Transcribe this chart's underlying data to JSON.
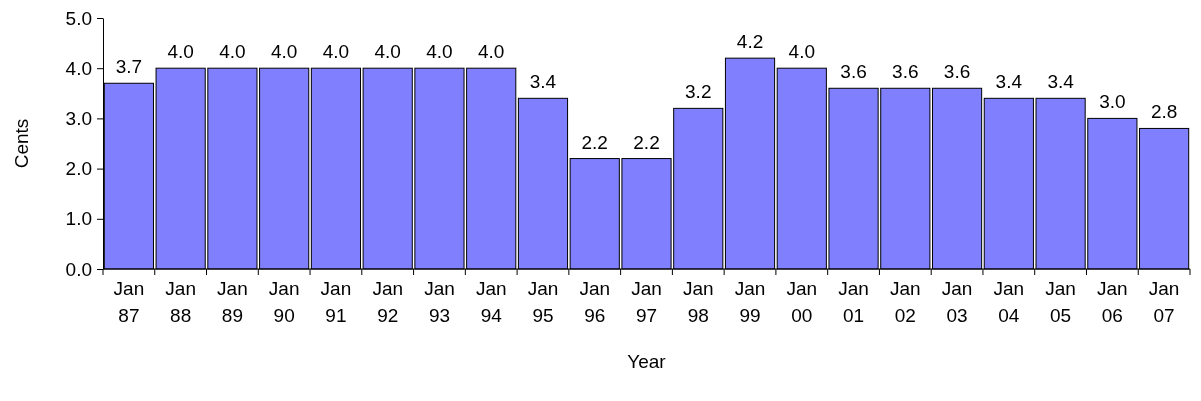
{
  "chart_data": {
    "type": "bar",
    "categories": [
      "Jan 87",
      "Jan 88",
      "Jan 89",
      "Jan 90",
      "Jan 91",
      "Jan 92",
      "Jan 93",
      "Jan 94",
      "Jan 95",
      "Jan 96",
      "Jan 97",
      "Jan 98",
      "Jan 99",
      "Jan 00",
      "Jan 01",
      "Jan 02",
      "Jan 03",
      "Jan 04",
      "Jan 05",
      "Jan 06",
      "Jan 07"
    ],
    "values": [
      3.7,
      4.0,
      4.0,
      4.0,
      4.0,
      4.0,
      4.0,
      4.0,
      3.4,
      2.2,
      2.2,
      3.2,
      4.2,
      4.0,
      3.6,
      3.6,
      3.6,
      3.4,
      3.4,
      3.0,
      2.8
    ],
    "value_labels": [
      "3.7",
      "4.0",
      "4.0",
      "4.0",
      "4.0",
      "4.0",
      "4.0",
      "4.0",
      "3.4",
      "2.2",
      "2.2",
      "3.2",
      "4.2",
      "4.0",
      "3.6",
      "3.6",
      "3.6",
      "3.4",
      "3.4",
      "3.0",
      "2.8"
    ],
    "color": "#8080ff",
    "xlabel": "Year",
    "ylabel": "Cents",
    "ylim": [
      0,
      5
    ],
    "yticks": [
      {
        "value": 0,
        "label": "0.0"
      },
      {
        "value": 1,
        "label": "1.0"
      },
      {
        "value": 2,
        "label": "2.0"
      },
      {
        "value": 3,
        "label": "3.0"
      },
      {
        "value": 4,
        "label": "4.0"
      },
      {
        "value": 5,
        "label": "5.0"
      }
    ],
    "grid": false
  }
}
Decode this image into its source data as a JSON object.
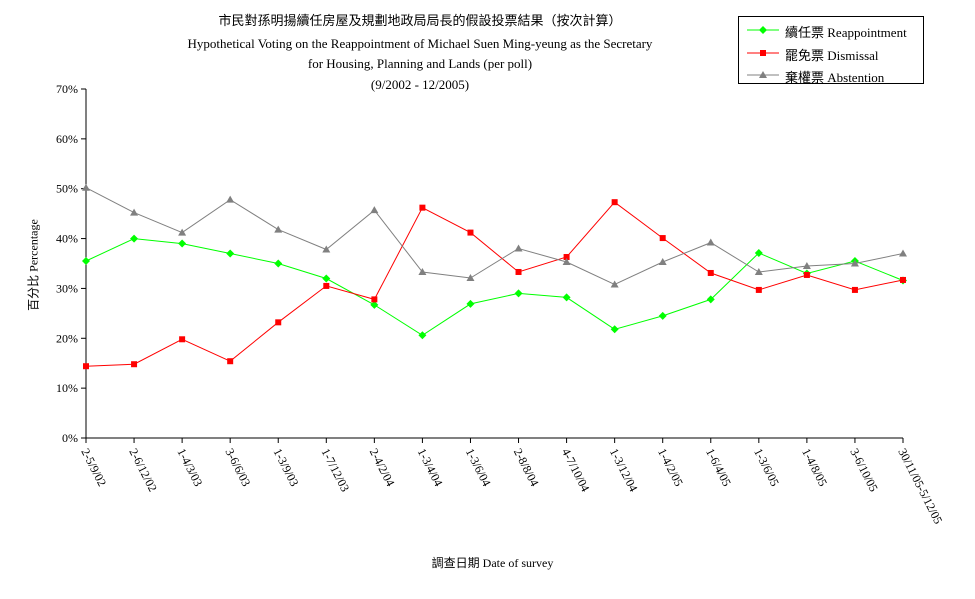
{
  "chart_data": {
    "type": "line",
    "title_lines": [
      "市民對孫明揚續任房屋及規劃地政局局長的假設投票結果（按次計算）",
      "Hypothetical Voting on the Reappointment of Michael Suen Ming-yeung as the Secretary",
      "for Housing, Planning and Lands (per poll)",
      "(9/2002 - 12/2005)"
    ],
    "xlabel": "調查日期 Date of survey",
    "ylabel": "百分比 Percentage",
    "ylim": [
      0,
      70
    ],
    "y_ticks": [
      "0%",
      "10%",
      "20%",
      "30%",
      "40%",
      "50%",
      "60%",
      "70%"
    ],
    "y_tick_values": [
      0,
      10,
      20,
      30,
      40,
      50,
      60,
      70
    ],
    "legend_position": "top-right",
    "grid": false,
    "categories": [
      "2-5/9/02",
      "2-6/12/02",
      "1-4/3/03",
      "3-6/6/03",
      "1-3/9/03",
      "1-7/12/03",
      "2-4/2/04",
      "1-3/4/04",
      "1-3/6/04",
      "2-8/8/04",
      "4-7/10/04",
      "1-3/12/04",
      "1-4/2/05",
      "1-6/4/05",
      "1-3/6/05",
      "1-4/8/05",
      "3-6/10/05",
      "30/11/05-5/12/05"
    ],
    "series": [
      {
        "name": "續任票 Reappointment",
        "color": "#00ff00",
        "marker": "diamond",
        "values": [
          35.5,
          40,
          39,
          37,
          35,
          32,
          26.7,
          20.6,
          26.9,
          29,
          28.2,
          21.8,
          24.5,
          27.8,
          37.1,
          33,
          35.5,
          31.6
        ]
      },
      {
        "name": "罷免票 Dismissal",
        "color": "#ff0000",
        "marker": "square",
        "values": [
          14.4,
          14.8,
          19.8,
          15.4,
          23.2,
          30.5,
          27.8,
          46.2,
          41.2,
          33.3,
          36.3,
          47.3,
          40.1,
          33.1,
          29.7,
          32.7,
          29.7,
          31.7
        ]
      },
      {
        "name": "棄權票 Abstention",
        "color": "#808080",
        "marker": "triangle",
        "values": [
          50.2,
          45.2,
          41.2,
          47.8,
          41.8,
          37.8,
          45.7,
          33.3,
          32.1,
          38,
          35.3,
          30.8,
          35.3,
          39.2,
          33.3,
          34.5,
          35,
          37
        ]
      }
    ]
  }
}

PROBLEM TO SOLVE
Copy every line of the listing that includes the string "Reappointment".

TASK OUTPUT
      "Hypothetical Voting on the Reappointment of Michael Suen Ming-yeung as the Secretary",
        "name": "續任票 Reappointment",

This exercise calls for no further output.